Begin Input
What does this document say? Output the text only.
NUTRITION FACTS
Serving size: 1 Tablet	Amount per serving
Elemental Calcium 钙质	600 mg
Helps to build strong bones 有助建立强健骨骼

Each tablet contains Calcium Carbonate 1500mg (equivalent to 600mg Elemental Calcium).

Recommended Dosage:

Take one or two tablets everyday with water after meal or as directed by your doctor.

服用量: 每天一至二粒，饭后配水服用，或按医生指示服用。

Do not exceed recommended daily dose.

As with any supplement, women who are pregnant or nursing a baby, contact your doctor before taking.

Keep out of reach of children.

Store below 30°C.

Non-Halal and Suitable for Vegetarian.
End Input
Begin Input
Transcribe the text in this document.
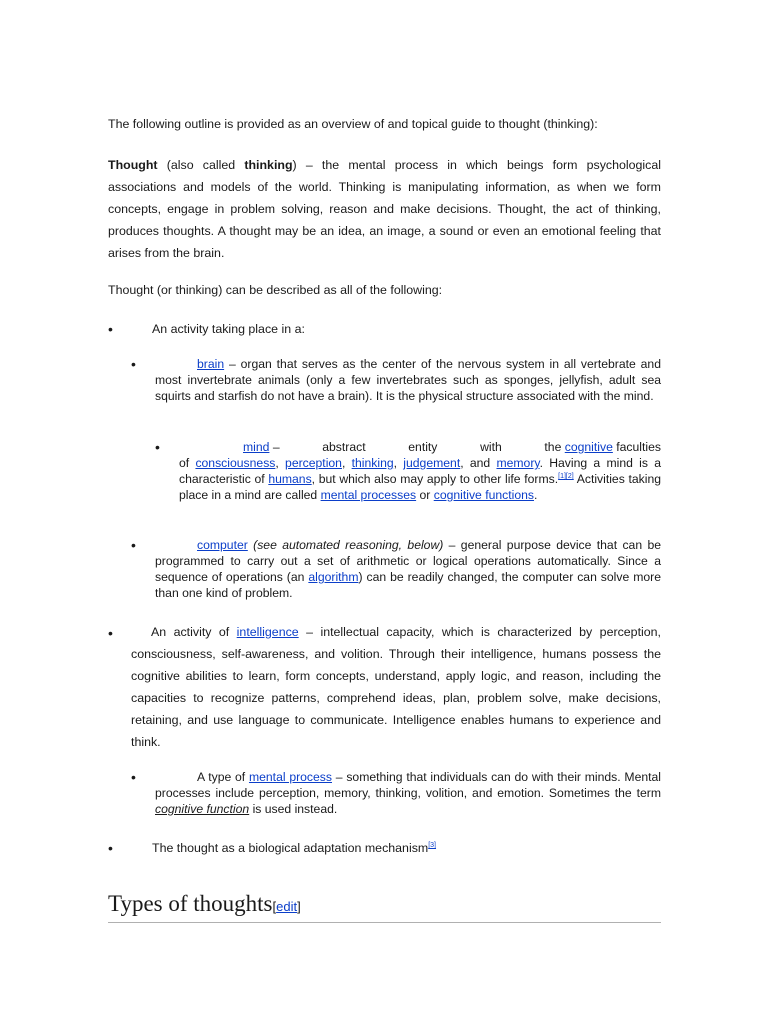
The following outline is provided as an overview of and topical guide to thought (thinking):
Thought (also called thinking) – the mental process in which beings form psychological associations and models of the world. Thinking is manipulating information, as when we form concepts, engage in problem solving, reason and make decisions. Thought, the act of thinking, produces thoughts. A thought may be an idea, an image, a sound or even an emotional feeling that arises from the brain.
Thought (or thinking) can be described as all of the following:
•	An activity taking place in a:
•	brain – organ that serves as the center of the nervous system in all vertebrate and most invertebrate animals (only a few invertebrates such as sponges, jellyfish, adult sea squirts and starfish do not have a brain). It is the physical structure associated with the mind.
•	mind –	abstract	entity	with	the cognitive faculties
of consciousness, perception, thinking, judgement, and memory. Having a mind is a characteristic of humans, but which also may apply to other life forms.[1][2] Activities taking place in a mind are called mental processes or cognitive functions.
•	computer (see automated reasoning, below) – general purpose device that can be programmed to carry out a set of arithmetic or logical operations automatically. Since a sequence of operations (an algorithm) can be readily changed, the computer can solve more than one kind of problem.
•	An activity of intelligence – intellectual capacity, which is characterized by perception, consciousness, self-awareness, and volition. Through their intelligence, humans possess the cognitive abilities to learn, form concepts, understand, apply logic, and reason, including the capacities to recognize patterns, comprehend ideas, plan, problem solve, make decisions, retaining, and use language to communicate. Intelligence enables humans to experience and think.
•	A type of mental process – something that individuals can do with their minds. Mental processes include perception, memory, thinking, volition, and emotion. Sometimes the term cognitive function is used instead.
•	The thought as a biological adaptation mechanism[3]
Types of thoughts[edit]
End Input
» Aim of the exercise
Which lines in the data above contain "their"? Show each one.

» Output for this task
•	An activity of intelligence – intellectual capacity, which is characterized by perception, consciousness, self-awareness, and volition. Through their intelligence, humans possess the cognitive abilities to learn, form concepts, understand, apply logic, and reason, including the capacities to recognize patterns, comprehend ideas, plan, problem solve, make decisions, retaining, and use language to communicate. Intelligence enables humans to experience and think.
•	A type of mental process – something that individuals can do with their minds. Mental processes include perception, memory, thinking, volition, and emotion. Sometimes the term cognitive function is used instead.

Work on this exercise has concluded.